» **SELECTED TEXT**:
□ □ □ □ □ □ □
Pull an existing key pair from anywhere on disk into the SKM store. The
matching half of the pair is inferred from the .pub suffix; the key type
is detected from the public key's header.
% skm import --alias work ~/old-laptop/.ssh/id_ed25519
✔ Imported ed25519 key as [work]
skm import also accepts an skm export bundle (.tar.gz, .tgz, or
.tar.gz.enc). For encrypted bundles, openssl prompts for the passphrase.
% skm import ~/skm-work-20260516193629.tar.gz.enc
enter aes-256-cbc decryption password:
✔ Imported bundle as [work]
Useful flags:
skm import --alias newname bundle.tar.gz # rename the alias on the way in
skm import --move ~/old/id_ed25519 # remove the source after a successful copy
Note: put
--alias/--movebefore the path argument — flags placed after the path are not parsed, and SKM will error out with a hint if it sees one.
□ □ □ □ □ □ □
» **Recorded data**:

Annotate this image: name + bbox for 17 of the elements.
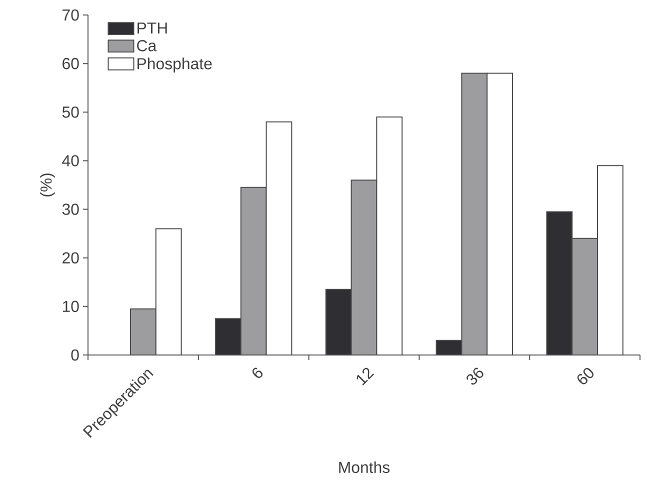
legend-label: Ca xyxy=(137,40,157,52)
y-tick-label: 30 xyxy=(62,204,79,215)
y-axis-title: (%) xyxy=(40,174,55,196)
x-axis-title: Months xyxy=(339,461,390,474)
y-tick-label: 0 xyxy=(71,349,79,361)
legend-label: PTH xyxy=(138,22,167,34)
y-tick-label: 50 xyxy=(62,106,79,118)
y-tick-label: 40 xyxy=(62,155,79,166)
y-tick-label: 60 xyxy=(62,58,79,70)
legend-label: Phosphate xyxy=(138,58,212,72)
x-tick-label: 60 xyxy=(577,368,594,384)
x-tick-label: 12 xyxy=(356,368,374,386)
x-tick-label: 6 xyxy=(252,368,263,378)
x-tick-label: 36 xyxy=(466,368,484,385)
y-tick-label: 70 xyxy=(62,9,79,21)
y-tick-label: 20 xyxy=(62,252,79,264)
y-tick-label: 10 xyxy=(62,300,79,312)
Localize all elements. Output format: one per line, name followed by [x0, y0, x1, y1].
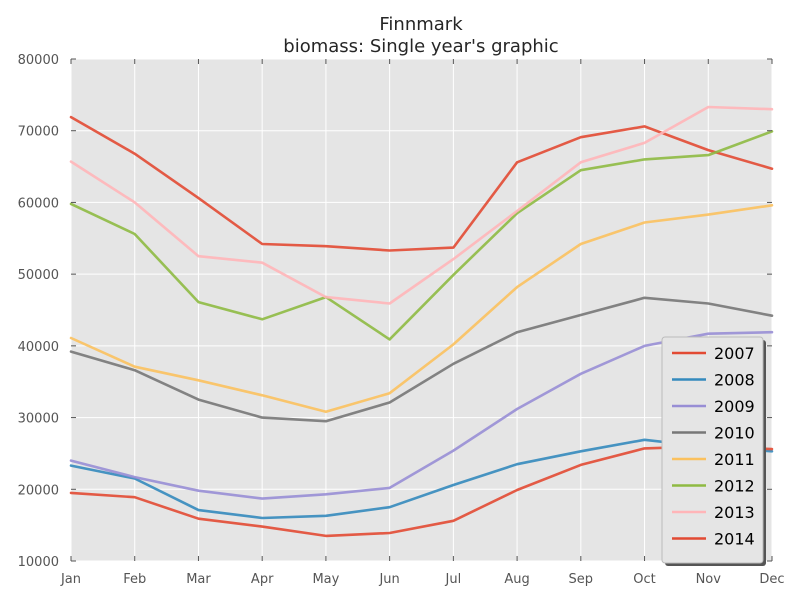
y-tick-label: 70000 [18, 125, 59, 140]
legend-label-2012: 2012 [714, 477, 755, 496]
series-line-2008 [69, 438, 774, 520]
y-tick-label: 40000 [18, 340, 59, 355]
legend-label-2010: 2010 [714, 424, 755, 443]
legend-label-2014: 2014 [714, 530, 755, 549]
x-tick-label: Nov [696, 572, 722, 587]
legend-label-2008: 2008 [714, 371, 755, 390]
series-line-2012 [69, 130, 774, 341]
legend-label-2007: 2007 [714, 344, 755, 363]
y-tick-label: 10000 [18, 555, 59, 570]
y-tick-label: 60000 [18, 196, 59, 211]
x-tick-label: Mar [186, 572, 211, 587]
series-line-2010 [69, 296, 774, 423]
legend-box [661, 336, 764, 564]
x-tick-label: Dec [759, 572, 784, 587]
series-line-2011 [69, 204, 774, 414]
legend: 2007 2008 2009 2010 2011 2012 2013 2014 [661, 336, 766, 566]
series-line-2014 [69, 444, 774, 538]
x-tick-label: Feb [123, 572, 146, 587]
plot-area [71, 59, 772, 561]
chart-title: Finnmark [379, 14, 463, 35]
legend-label-2009: 2009 [714, 397, 755, 416]
x-tick-label: Jun [378, 572, 399, 587]
x-tick-label: May [312, 572, 339, 587]
chart-subtitle: biomass: Single year's graphic [283, 36, 558, 57]
x-tick-label: Sep [569, 572, 594, 587]
series-line-2013 [69, 105, 774, 305]
y-tick-label: 30000 [18, 412, 59, 427]
x-tick-label: Jan [60, 572, 81, 587]
series-line-2007 [69, 115, 774, 252]
series-line-2009 [69, 330, 774, 500]
y-tick-label: 20000 [18, 483, 59, 498]
series-lines [69, 105, 774, 538]
y-tick-label: 80000 [18, 53, 59, 68]
x-tick-label: Jul [445, 572, 462, 587]
x-tick-label: Oct [633, 572, 655, 587]
y-tick-label: 50000 [18, 268, 59, 283]
x-tick-label: Apr [251, 572, 274, 587]
axes: 10000 20000 30000 40000 50000 60000 70000 80000… [18, 53, 785, 587]
legend-label-2011: 2011 [714, 450, 755, 469]
x-tick-label: Aug [504, 572, 529, 587]
legend-label-2013: 2013 [714, 503, 755, 522]
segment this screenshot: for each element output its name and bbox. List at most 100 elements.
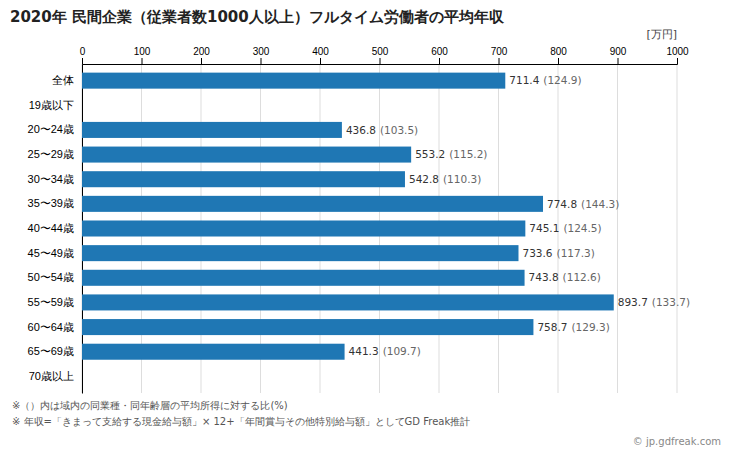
value-label: 743.8 [529,271,559,283]
y-tick-label: 55〜59歳 [28,296,74,308]
bar [82,245,518,261]
x-tick-label: 400 [312,46,329,57]
y-tick: 20〜24歳 [28,123,82,135]
y-tick: 70歳以上 [29,370,82,382]
y-tick: 50〜54歳 [28,271,82,283]
x-tick-label: 500 [372,46,389,57]
y-tick-label: 20〜24歳 [28,123,74,135]
x-axis: 0 100 200 300 400 500 600 700 800 900 1000 [80,46,689,65]
y-tick-label: 60〜64歳 [28,321,74,333]
x-tick: 0 [80,46,86,64]
value-label: 745.1 [529,222,559,234]
bar [82,196,543,212]
x-axis-line [83,58,678,65]
x-tick-mark [558,58,559,64]
y-tick: 全体 [52,74,82,86]
ratio-label: (144.3) [581,198,619,210]
annotations: ※（）内は域内の同業種・同年齢層の平均所得に対する比(%) ※ 年収=「きまって支… [12,400,721,447]
y-tick-label: 全体 [52,74,74,86]
x-tick-mark [82,58,83,64]
y-tick-label: 19歳以下 [29,99,74,111]
ratio-label: (124.5) [563,222,601,234]
grid-line [617,64,618,393]
note: ※（）内は域内の同業種・同年齢層の平均所得に対する比(%) [12,400,288,411]
x-tick: 500 [372,46,389,64]
grid-line [677,64,678,393]
y-tick: 19歳以下 [29,99,82,111]
x-tick: 400 [312,46,329,64]
x-tick-label: 700 [491,46,508,57]
y-tick: 35〜39歳 [28,197,82,209]
x-tick-mark [142,58,143,64]
x-tick: 900 [610,46,627,64]
x-tick: 1000 [666,46,689,64]
note: ※ 年収=「きまって支給する現金給与額」× 12+「年間賞与その他特別給与額」と… [12,416,470,427]
y-tick-label: 25〜29歳 [28,148,74,160]
bar [82,344,345,360]
x-axis-label: [万円] [646,28,677,41]
title: 2020年 民間企業（従業者数1000人以上）フルタイム労働者の平均年収 [10,8,505,26]
y-tick-label: 35〜39歳 [28,197,74,209]
ratio-label: (124.9) [543,74,581,86]
value-label: 542.8 [409,173,439,185]
x-tick-mark [618,58,619,64]
x-tick-mark [380,58,381,64]
y-tick: 65〜69歳 [28,345,82,357]
bar [82,220,525,236]
x-tick-label: 200 [193,46,210,57]
x-tick-label: 0 [80,46,86,57]
ratio-label: (103.5) [380,124,418,136]
bar [82,270,525,286]
x-tick-label: 600 [431,46,448,57]
y-tick-label: 70歳以上 [29,370,74,382]
x-tick-mark [201,58,202,64]
x-tick: 300 [253,46,270,64]
ratio-label: (109.7) [383,345,421,357]
y-tick-label: 30〜34歳 [28,173,74,185]
y-axis: 全体 19歳以下 20〜24歳 25〜29歳 30〜34歳 35〜39歳 40〜44歳 45〜… [28,65,83,394]
x-tick-label: 300 [253,46,270,57]
bar [82,319,533,335]
x-tick-label: 1000 [666,46,689,57]
bar [82,73,505,89]
bar [82,171,405,187]
y-tick-label: 50〜54歳 [28,271,74,283]
value-label: 733.6 [522,247,552,259]
y-tick: 45〜49歳 [28,247,82,259]
y-tick-label: 40〜44歳 [28,222,74,234]
x-tick-mark [320,58,321,64]
plot: 0 100 200 300 400 500 600 700 800 900 1000 [万円] 全体 19… [28,28,691,394]
x-tick: 200 [193,46,210,64]
y-tick: 30〜34歳 [28,173,82,185]
ratio-label: (112.6) [563,271,601,283]
ratio-label: (110.3) [443,173,481,185]
value-label: 553.2 [415,148,445,160]
bar [82,294,614,310]
bar [82,122,342,138]
ratio-label: (133.7) [652,296,690,308]
x-tick: 600 [431,46,448,64]
x-tick-mark [499,58,500,64]
grid [82,64,677,393]
y-tick: 55〜59歳 [28,296,82,308]
value-label: 441.3 [349,345,379,357]
x-tick-label: 900 [610,46,627,57]
value-label: 436.8 [346,124,376,136]
ratio-label: (117.3) [557,247,595,259]
chart: 2020年 民間企業（従業者数1000人以上）フルタイム労働者の平均年収 0 100… [0,0,729,451]
bar [82,147,411,163]
value-label: 774.8 [547,198,577,210]
y-tick-label: 65〜69歳 [28,345,74,357]
y-tick: 40〜44歳 [28,222,82,234]
x-tick: 800 [550,46,567,64]
value-label: 711.4 [509,74,539,86]
x-tick-label: 100 [134,46,151,57]
value-label: 758.7 [537,321,567,333]
x-tick-mark [261,58,262,64]
watermark: © jp.gdfreak.com [633,436,721,447]
x-tick-mark [677,58,678,64]
y-tick: 60〜64歳 [28,321,82,333]
y-tick: 25〜29歳 [28,148,82,160]
data-labels: 711.4(124.9)436.8(103.5)553.2(115.2)542.… [346,74,690,357]
x-tick: 700 [491,46,508,64]
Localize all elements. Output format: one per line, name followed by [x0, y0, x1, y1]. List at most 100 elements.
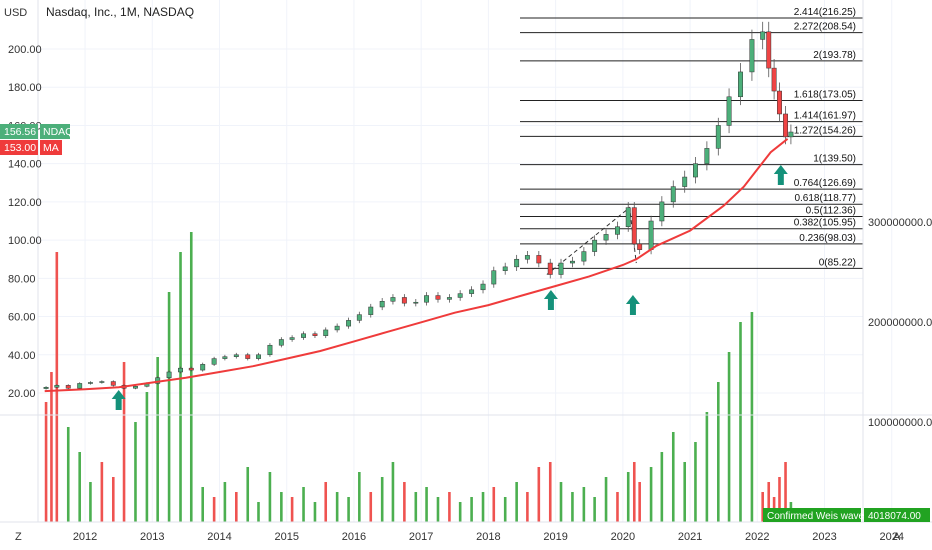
- candle-body: [659, 201, 665, 222]
- volume-tick-label: 200000000.00: [868, 317, 932, 329]
- volume-bar: [548, 462, 552, 522]
- x-tick-label: 2022: [745, 531, 769, 543]
- fib-level-label: 1.272(154.26): [794, 125, 856, 136]
- candle-body: [502, 266, 508, 271]
- x-tick-label: 2015: [274, 531, 298, 543]
- candle-body: [603, 234, 609, 241]
- volume-tick-label: 100000000.00: [868, 417, 932, 429]
- candle-body: [390, 297, 396, 302]
- zoom-toggle-button[interactable]: Z: [15, 531, 22, 543]
- volume-bar: [89, 482, 92, 522]
- candle-body: [222, 356, 228, 359]
- candle-body: [648, 220, 654, 250]
- x-tick-label: 2021: [678, 531, 702, 543]
- candle-body: [267, 344, 273, 356]
- candle-body: [368, 306, 374, 315]
- candle-body: [625, 207, 631, 227]
- candle-body: [65, 385, 71, 389]
- candle-body: [77, 383, 83, 389]
- x-tick-label: 2017: [409, 531, 433, 543]
- fib-level-label: 2(193.78): [813, 50, 856, 61]
- price-label-text: NDAQ: [43, 126, 73, 138]
- volume-bar: [313, 502, 317, 522]
- candle-body: [480, 283, 486, 291]
- volume-bar: [458, 502, 462, 522]
- candle-body: [424, 295, 430, 303]
- x-tick-label: 2019: [543, 531, 567, 543]
- candle-body: [256, 354, 261, 359]
- x-tick-label: 2012: [73, 531, 97, 543]
- auto-scale-button[interactable]: A: [893, 531, 901, 543]
- fib-level-label: 0.236(98.03): [799, 233, 856, 244]
- candle-body: [615, 226, 620, 235]
- volume-bar: [111, 477, 115, 522]
- y-tick-label: 40.00: [8, 350, 36, 362]
- volume-bar: [448, 492, 451, 522]
- volume-bar: [66, 427, 70, 522]
- x-tick-label: 2013: [140, 531, 164, 543]
- candle-body: [760, 31, 766, 40]
- candle-body: [446, 297, 452, 300]
- price-badge: [0, 124, 38, 139]
- volume-bar: [571, 492, 574, 522]
- candle-body: [54, 385, 60, 388]
- volume-bar: [492, 487, 496, 522]
- candle-body: [682, 176, 688, 187]
- candle-body: [278, 339, 284, 346]
- candle-body: [749, 39, 755, 73]
- volume-bar: [347, 497, 350, 522]
- up-arrow-icon: [111, 390, 126, 410]
- volume-bar: [134, 422, 137, 522]
- volume-bar: [167, 292, 171, 522]
- volume-bar: [414, 492, 418, 522]
- candle-body: [704, 148, 710, 164]
- candles: [43, 21, 794, 390]
- volume-bar: [727, 352, 731, 522]
- volume-bar: [145, 392, 149, 522]
- y-tick-label: 200.00: [8, 44, 42, 56]
- volume-bar: [358, 472, 361, 522]
- candle-body: [637, 243, 643, 250]
- fib-level-label: 0(85.22): [819, 257, 856, 268]
- volume-bar: [223, 482, 227, 522]
- candle-body: [379, 301, 385, 308]
- fib-level-label: 2.272(208.54): [794, 22, 856, 33]
- candle-body: [233, 354, 239, 357]
- candle-body: [301, 333, 306, 338]
- weis-wave-label: Confirmed Weis wave up: [767, 511, 878, 522]
- volume-bar: [503, 497, 507, 522]
- volume-bar: [626, 472, 630, 522]
- candle-body: [592, 239, 598, 252]
- fib-level-label: 0.5(112.36): [806, 205, 856, 216]
- candle-body: [558, 262, 564, 275]
- volume-bar: [705, 412, 709, 522]
- fib-level-label: 1.618(173.05): [794, 90, 856, 101]
- candle-body: [738, 71, 743, 98]
- candle-body: [536, 255, 542, 264]
- volume-bar: [616, 492, 619, 522]
- fib-level-label: 1.414(161.97): [794, 111, 856, 122]
- volume-bar: [767, 482, 771, 522]
- fib-level-label: 0.764(126.69): [794, 178, 856, 189]
- volume-bar: [671, 432, 675, 522]
- volume-bar: [44, 402, 48, 522]
- volume-bar: [526, 492, 529, 522]
- candle-body: [469, 289, 475, 294]
- currency-label: USD: [4, 7, 27, 19]
- volume-bar: [481, 492, 485, 522]
- candle-body: [670, 186, 676, 203]
- up-arrow-icon: [543, 290, 558, 310]
- volume-bar: [604, 477, 608, 522]
- candle-body: [726, 96, 732, 126]
- weis-wave-value-badge: [864, 508, 930, 522]
- candle-body: [413, 301, 419, 304]
- volume-bar: [593, 497, 596, 522]
- up-arrow-icon: [625, 295, 640, 315]
- volume-bar: [100, 462, 104, 522]
- volume-axis: 100000000.00 200000000.00 300000000.00: [868, 217, 932, 429]
- candle-body: [166, 371, 172, 378]
- volume-bar: [559, 482, 563, 522]
- fib-level-label: 1(139.50): [813, 154, 856, 165]
- candle-body: [491, 270, 497, 285]
- candle-body: [133, 386, 138, 389]
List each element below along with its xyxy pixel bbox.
□ □ □ □ □ □ □
» **BRIEF A**:
Answer these questions about the SKM import text.
(i) Where does SKM detect the key type from?
(ii) Which file types can an skm export bundle have when passed to skm import?
(iii) What does the --move flag do?
» **BRIEF B**: In the records, rename "y-tick-label" to "y-axis-label" in the part that opens with the line containing "y-tick-label: 70000 [18, 125, 59, 140]" and closes with the line containing "series-line-2012 [69, 130, 774, 341]". Return only those lines, with nothing else changed.

» **WRITTEN SOLUTION A**:
(i) From the public key's header.
(ii) .tar.gz, .tgz, or .tar.gz.enc.
(iii) It removes the source after a successful copy.

» **WRITTEN SOLUTION B**:
y-axis-label: 70000 [18, 125, 59, 140]
legend-label-2012: 2012 [714, 477, 755, 496]
series-line-2008 [69, 438, 774, 520]
y-axis-label: 40000 [18, 340, 59, 355]
legend-label-2010: 2010 [714, 424, 755, 443]
legend-label-2014: 2014 [714, 530, 755, 549]
x-tick-label: Nov [696, 572, 722, 587]
legend-label-2008: 2008 [714, 371, 755, 390]
series-line-2012 [69, 130, 774, 341]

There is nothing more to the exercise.